** begin **

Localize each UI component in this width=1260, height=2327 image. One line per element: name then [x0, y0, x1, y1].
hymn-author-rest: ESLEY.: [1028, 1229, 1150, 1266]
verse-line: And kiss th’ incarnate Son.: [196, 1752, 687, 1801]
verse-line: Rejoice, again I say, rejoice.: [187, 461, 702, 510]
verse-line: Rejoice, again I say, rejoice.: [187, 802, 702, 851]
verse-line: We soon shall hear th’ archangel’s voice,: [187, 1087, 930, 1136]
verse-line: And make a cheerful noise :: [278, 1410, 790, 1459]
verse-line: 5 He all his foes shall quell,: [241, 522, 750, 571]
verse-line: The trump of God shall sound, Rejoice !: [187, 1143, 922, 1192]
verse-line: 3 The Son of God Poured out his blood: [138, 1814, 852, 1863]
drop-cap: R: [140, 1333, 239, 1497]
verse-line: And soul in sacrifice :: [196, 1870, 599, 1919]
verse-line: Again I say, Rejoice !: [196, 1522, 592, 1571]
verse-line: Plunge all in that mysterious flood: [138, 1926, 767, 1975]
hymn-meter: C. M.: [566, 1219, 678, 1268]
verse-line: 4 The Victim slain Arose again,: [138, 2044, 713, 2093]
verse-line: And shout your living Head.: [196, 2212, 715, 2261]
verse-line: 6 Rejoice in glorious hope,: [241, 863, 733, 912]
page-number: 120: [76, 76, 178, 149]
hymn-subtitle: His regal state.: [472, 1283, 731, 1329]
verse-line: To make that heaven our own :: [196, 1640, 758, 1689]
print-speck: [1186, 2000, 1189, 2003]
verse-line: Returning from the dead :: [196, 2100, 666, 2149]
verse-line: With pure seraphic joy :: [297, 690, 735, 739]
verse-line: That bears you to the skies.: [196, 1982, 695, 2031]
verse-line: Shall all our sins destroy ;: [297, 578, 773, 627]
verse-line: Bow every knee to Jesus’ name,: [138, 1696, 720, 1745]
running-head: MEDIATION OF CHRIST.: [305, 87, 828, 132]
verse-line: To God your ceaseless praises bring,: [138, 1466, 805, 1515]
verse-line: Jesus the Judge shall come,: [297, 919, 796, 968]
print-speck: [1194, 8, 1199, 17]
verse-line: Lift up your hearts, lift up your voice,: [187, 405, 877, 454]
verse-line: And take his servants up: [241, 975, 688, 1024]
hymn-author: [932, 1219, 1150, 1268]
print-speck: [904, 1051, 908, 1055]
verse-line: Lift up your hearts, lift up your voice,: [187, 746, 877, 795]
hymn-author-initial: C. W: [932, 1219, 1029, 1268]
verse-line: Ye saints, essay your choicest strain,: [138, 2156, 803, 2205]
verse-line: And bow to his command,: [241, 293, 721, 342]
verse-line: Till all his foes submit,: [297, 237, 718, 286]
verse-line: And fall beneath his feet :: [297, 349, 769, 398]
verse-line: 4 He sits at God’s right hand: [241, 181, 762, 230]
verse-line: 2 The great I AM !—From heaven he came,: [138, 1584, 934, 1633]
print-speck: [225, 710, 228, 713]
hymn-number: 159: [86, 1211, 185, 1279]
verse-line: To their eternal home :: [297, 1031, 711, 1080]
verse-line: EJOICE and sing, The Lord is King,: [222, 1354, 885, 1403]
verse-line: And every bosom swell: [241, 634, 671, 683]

** end **

**What to produce:** Reproduce all of the records above verbatim, keeping every character, number, and punctuation mark unchanged.

**Worked solution:**
Localize each UI component in this width=1260, height=2327 image. One line per element: name then [x0, y0, x1, y1].
hymn-author-rest: ESLEY.: [1028, 1229, 1150, 1266]
verse-line: And kiss th’ incarnate Son.: [196, 1752, 687, 1801]
verse-line: Rejoice, again I say, rejoice.: [187, 461, 702, 510]
verse-line: Rejoice, again I say, rejoice.: [187, 802, 702, 851]
verse-line: We soon shall hear th’ archangel’s voice,: [187, 1087, 930, 1136]
verse-line: And make a cheerful noise :: [278, 1410, 790, 1459]
verse-line: 5 He all his foes shall quell,: [241, 522, 750, 571]
verse-line: The trump of God shall sound, Rejoice !: [187, 1143, 922, 1192]
verse-line: 3 The Son of God Poured out his blood: [138, 1814, 852, 1863]
drop-cap: R: [140, 1333, 239, 1497]
verse-line: And soul in sacrifice :: [196, 1870, 599, 1919]
verse-line: Again I say, Rejoice !: [196, 1522, 592, 1571]
verse-line: Plunge all in that mysterious flood: [138, 1926, 767, 1975]
hymn-meter: C. M.: [566, 1219, 678, 1268]
verse-line: 4 The Victim slain Arose again,: [138, 2044, 713, 2093]
verse-line: And shout your living Head.: [196, 2212, 715, 2261]
verse-line: 6 Rejoice in glorious hope,: [241, 863, 733, 912]
page-number: 120: [76, 76, 178, 149]
hymn-subtitle: His regal state.: [472, 1283, 731, 1329]
verse-line: To make that heaven our own :: [196, 1640, 758, 1689]
print-speck: [1186, 2000, 1189, 2003]
verse-line: Returning from the dead :: [196, 2100, 666, 2149]
verse-line: With pure seraphic joy :: [297, 690, 735, 739]
verse-line: That bears you to the skies.: [196, 1982, 695, 2031]
verse-line: Shall all our sins destroy ;: [297, 578, 773, 627]
verse-line: Bow every knee to Jesus’ name,: [138, 1696, 720, 1745]
running-head: MEDIATION OF CHRIST.: [305, 87, 828, 132]
verse-line: To God your ceaseless praises bring,: [138, 1466, 805, 1515]
verse-line: Jesus the Judge shall come,: [297, 919, 796, 968]
print-speck: [1194, 8, 1199, 17]
verse-line: Lift up your hearts, lift up your voice,: [187, 405, 877, 454]
verse-line: And take his servants up: [241, 975, 688, 1024]
hymn-author: [932, 1219, 1150, 1268]
print-speck: [904, 1051, 908, 1055]
verse-line: Lift up your hearts, lift up your voice,: [187, 746, 877, 795]
hymn-author-initial: C. W: [932, 1219, 1029, 1268]
verse-line: Ye saints, essay your choicest strain,: [138, 2156, 803, 2205]
verse-line: And bow to his command,: [241, 293, 721, 342]
verse-line: Till all his foes submit,: [297, 237, 718, 286]
verse-line: And fall beneath his feet :: [297, 349, 769, 398]
verse-line: 4 He sits at God’s right hand: [241, 181, 762, 230]
verse-line: 2 The great I AM !—From heaven he came,: [138, 1584, 934, 1633]
print-speck: [225, 710, 228, 713]
hymn-number: 159: [86, 1211, 185, 1279]
verse-line: To their eternal home :: [297, 1031, 711, 1080]
verse-line: EJOICE and sing, The Lord is King,: [222, 1354, 885, 1403]
verse-line: And every bosom swell: [241, 634, 671, 683]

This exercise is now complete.